Repeat every record below exactly, leaving out the pictures.
═══ Records for processing
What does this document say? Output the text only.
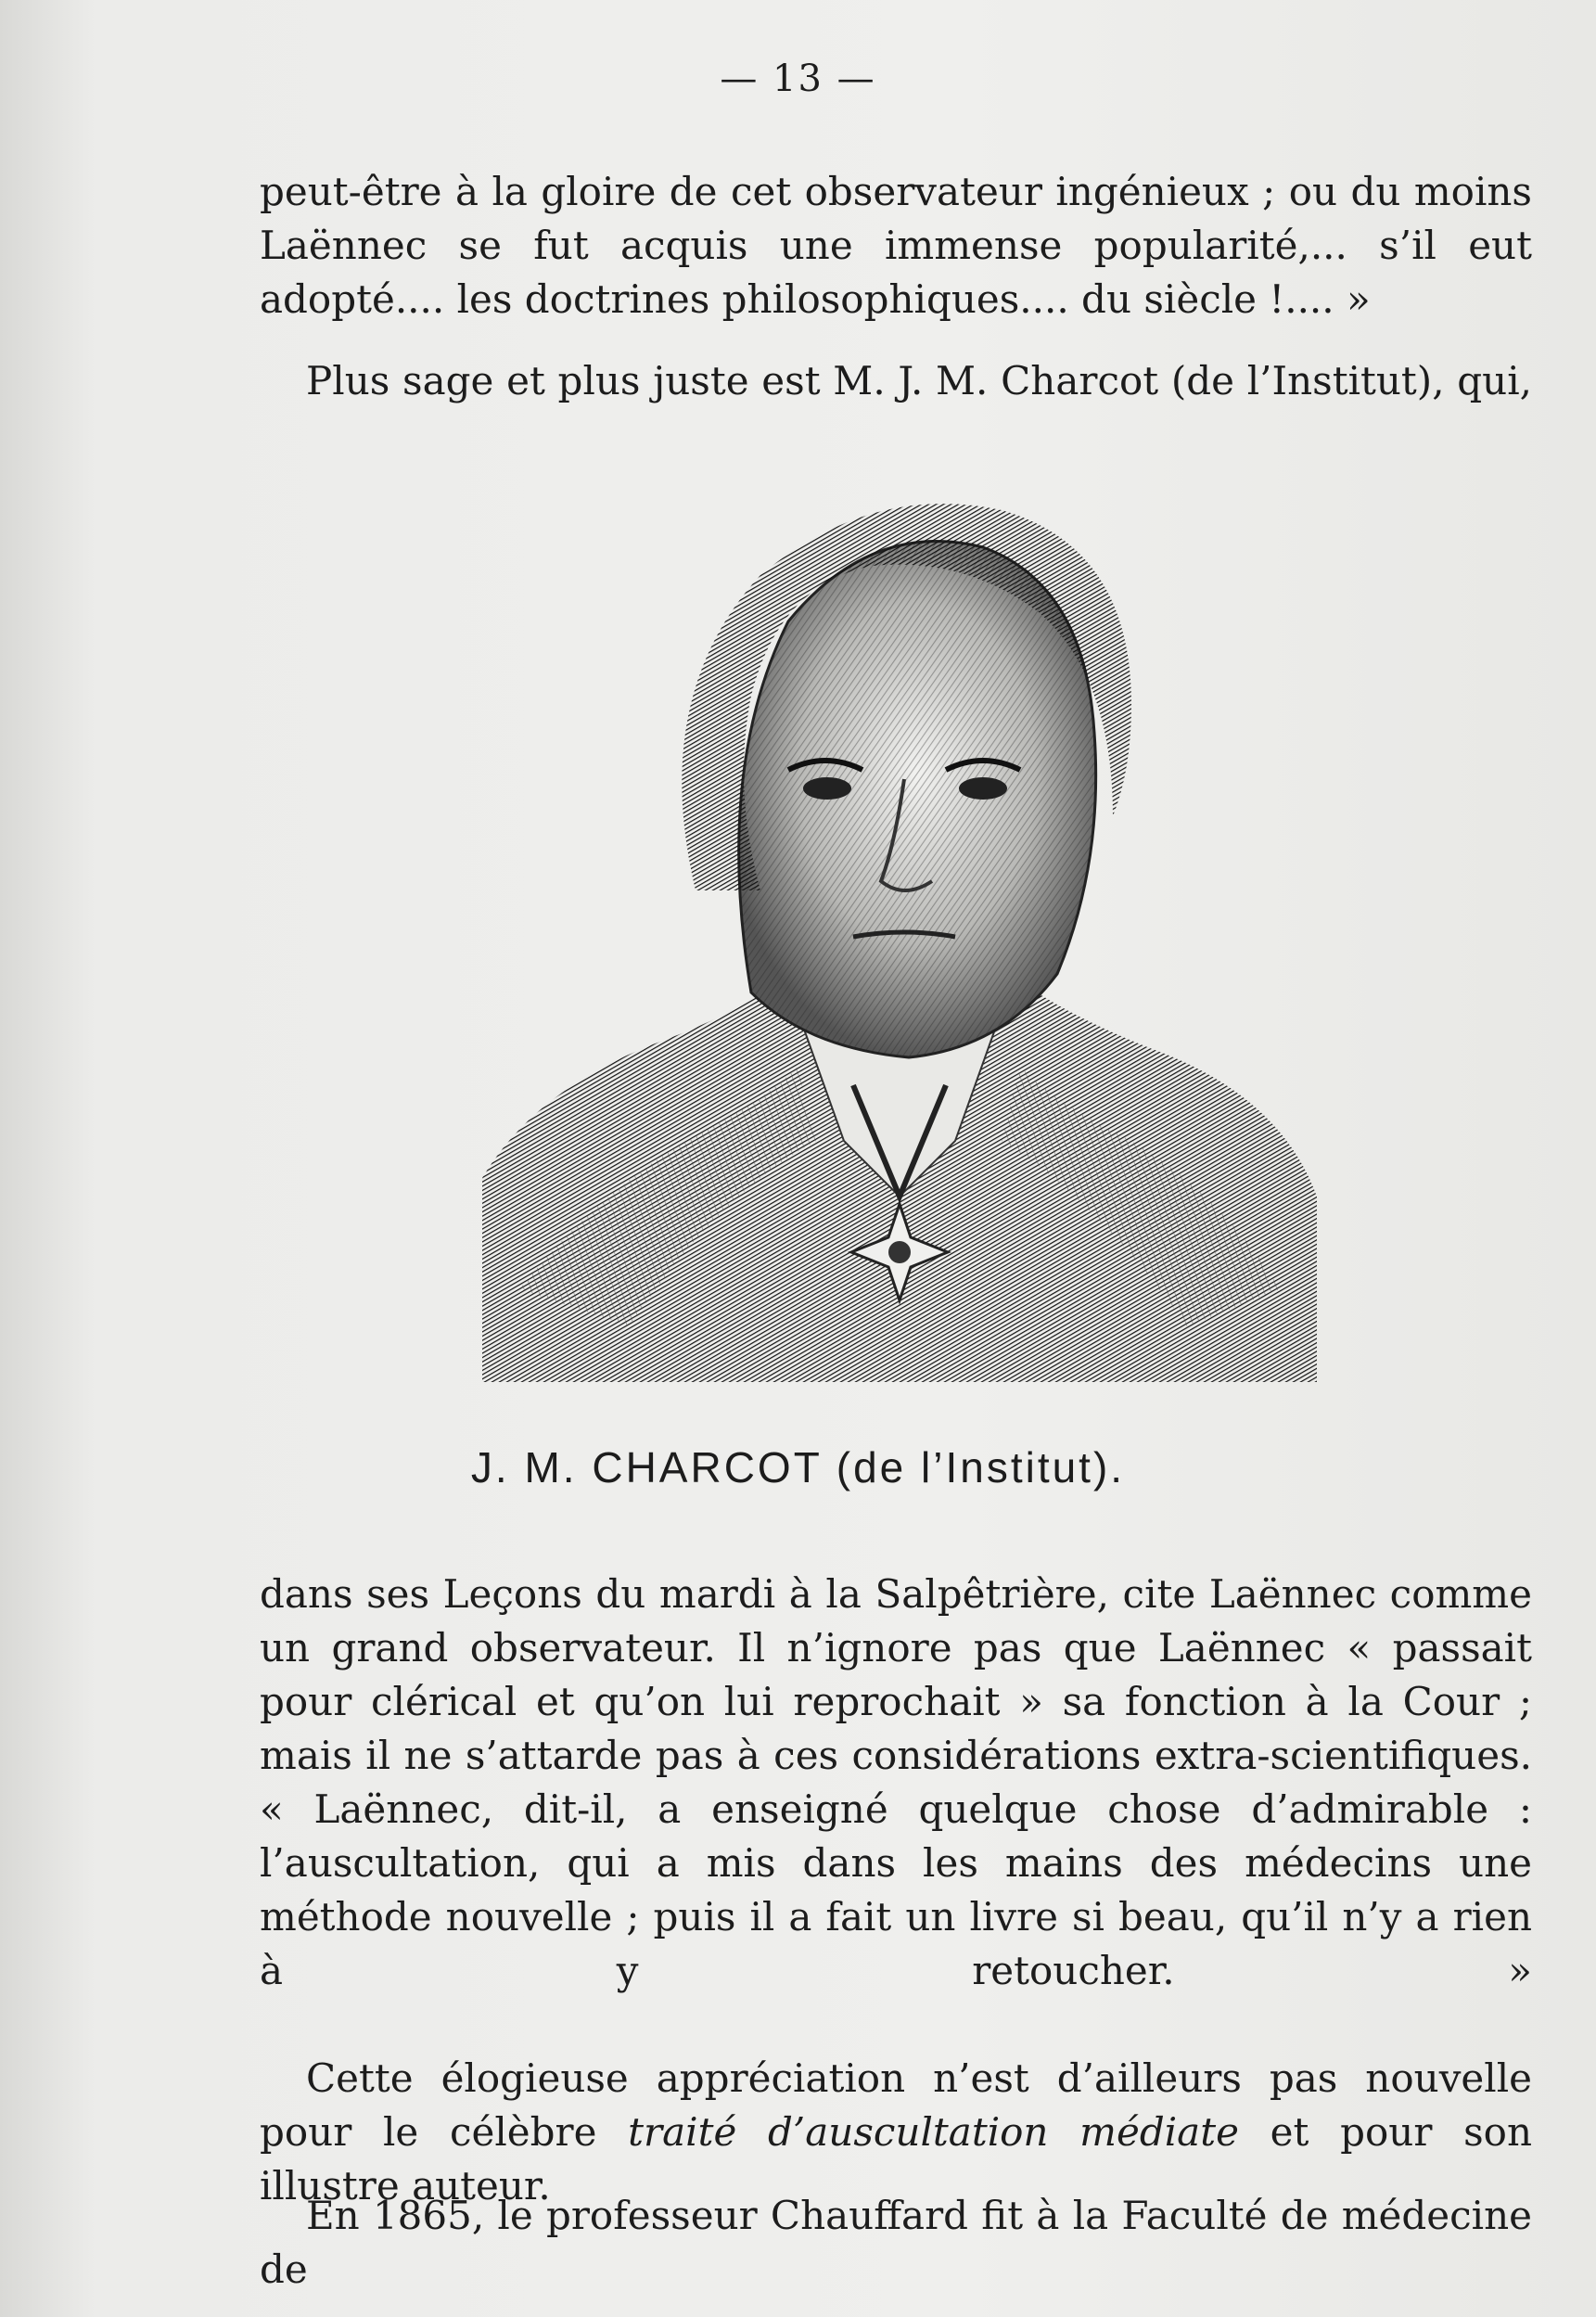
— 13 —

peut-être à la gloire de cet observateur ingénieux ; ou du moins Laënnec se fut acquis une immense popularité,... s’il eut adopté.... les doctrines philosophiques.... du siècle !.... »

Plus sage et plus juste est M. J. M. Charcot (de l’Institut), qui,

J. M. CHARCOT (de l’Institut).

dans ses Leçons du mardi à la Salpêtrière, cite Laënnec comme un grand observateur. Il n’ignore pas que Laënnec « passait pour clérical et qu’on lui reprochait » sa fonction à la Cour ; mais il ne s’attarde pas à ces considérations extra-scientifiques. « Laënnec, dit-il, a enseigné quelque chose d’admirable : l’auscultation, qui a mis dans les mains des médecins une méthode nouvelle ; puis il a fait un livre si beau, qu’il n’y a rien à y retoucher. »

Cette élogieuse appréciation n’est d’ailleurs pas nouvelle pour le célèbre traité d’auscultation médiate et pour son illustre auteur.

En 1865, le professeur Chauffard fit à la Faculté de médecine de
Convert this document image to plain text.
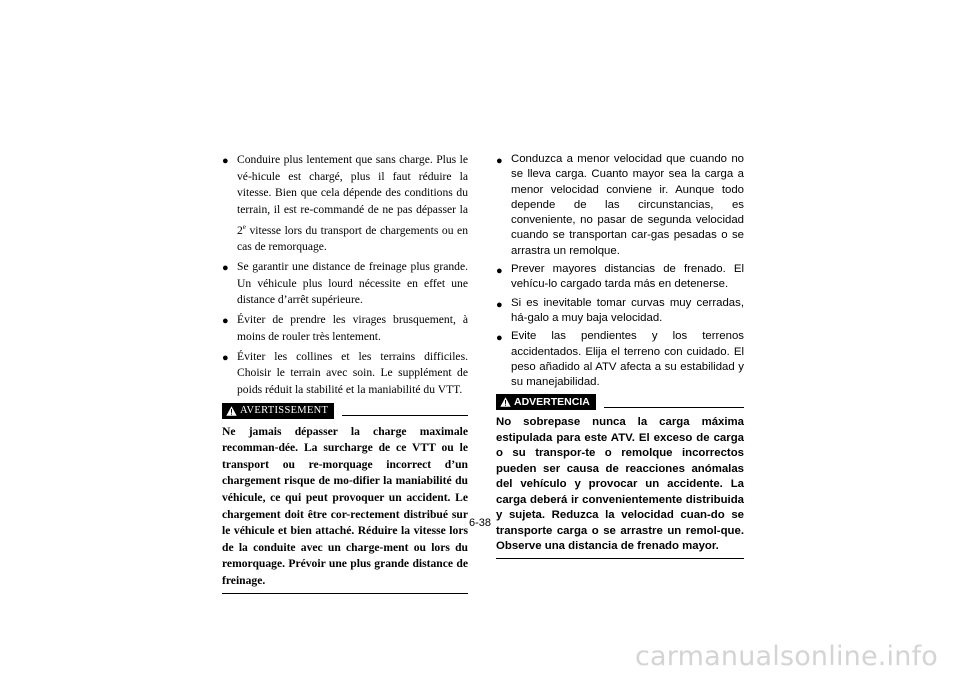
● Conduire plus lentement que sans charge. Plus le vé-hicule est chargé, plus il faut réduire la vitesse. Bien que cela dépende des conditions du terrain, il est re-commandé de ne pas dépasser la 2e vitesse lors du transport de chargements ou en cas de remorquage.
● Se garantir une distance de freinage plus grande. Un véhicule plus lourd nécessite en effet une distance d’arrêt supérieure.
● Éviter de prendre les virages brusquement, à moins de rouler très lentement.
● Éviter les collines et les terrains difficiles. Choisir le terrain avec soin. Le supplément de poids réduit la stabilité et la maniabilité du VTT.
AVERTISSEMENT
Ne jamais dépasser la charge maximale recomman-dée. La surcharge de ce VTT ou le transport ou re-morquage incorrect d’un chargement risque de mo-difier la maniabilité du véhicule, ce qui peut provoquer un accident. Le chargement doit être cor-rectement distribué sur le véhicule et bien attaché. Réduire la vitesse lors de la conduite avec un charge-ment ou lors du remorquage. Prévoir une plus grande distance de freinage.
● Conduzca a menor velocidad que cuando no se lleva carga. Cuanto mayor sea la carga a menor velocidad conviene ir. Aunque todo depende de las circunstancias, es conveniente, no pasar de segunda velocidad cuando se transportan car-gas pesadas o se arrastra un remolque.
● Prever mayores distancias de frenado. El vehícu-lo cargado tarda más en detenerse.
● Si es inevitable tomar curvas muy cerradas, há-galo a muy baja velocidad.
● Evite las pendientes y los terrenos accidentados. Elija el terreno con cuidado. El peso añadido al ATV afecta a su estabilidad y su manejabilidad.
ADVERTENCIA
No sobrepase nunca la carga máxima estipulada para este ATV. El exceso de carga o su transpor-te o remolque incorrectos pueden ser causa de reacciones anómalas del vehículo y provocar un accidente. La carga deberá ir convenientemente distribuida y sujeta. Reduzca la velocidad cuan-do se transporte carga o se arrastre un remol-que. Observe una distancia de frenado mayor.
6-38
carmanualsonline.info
══════
Exercise response:
What does this document say? Output the text only.
— 13 —

peut-être à la gloire de cet observateur ingénieux ; ou du moins Laënnec se fut acquis une immense popularité,... s’il eut adopté.... les doctrines philosophiques.... du siècle !.... »

Plus sage et plus juste est M. J. M. Charcot (de l’Institut), qui,

J. M. CHARCOT (de l’Institut).

dans ses Leçons du mardi à la Salpêtrière, cite Laënnec comme un grand observateur. Il n’ignore pas que Laënnec « passait pour clérical et qu’on lui reprochait » sa fonction à la Cour ; mais il ne s’attarde pas à ces considérations extra-scientifiques. « Laënnec, dit-il, a enseigné quelque chose d’admirable : l’auscultation, qui a mis dans les mains des médecins une méthode nouvelle ; puis il a fait un livre si beau, qu’il n’y a rien à y retoucher. »

Cette élogieuse appréciation n’est d’ailleurs pas nouvelle pour le célèbre traité d’auscultation médiate et pour son illustre auteur.

En 1865, le professeur Chauffard fit à la Faculté de médecine de
Convert this document image to plain text.
● Conduire plus lentement que sans charge. Plus le vé-hicule est chargé, plus il faut réduire la vitesse. Bien que cela dépende des conditions du terrain, il est re-commandé de ne pas dépasser la 2e vitesse lors du transport de chargements ou en cas de remorquage.
● Se garantir une distance de freinage plus grande. Un véhicule plus lourd nécessite en effet une distance d’arrêt supérieure.
● Éviter de prendre les virages brusquement, à moins de rouler très lentement.
● Éviter les collines et les terrains difficiles. Choisir le terrain avec soin. Le supplément de poids réduit la stabilité et la maniabilité du VTT.
AVERTISSEMENT
Ne jamais dépasser la charge maximale recomman-dée. La surcharge de ce VTT ou le transport ou re-morquage incorrect d’un chargement risque de mo-difier la maniabilité du véhicule, ce qui peut provoquer un accident. Le chargement doit être cor-rectement distribué sur le véhicule et bien attaché. Réduire la vitesse lors de la conduite avec un charge-ment ou lors du remorquage. Prévoir une plus grande distance de freinage.
● Conduzca a menor velocidad que cuando no se lleva carga. Cuanto mayor sea la carga a menor velocidad conviene ir. Aunque todo depende de las circunstancias, es conveniente, no pasar de segunda velocidad cuando se transportan car-gas pesadas o se arrastra un remolque.
● Prever mayores distancias de frenado. El vehícu-lo cargado tarda más en detenerse.
● Si es inevitable tomar curvas muy cerradas, há-galo a muy baja velocidad.
● Evite las pendientes y los terrenos accidentados. Elija el terreno con cuidado. El peso añadido al ATV afecta a su estabilidad y su manejabilidad.
ADVERTENCIA
No sobrepase nunca la carga máxima estipulada para este ATV. El exceso de carga o su transpor-te o remolque incorrectos pueden ser causa de reacciones anómalas del vehículo y provocar un accidente. La carga deberá ir convenientemente distribuida y sujeta. Reduzca la velocidad cuan-do se transporte carga o se arrastre un remol-que. Observe una distancia de frenado mayor.
6-38
carmanualsonline.info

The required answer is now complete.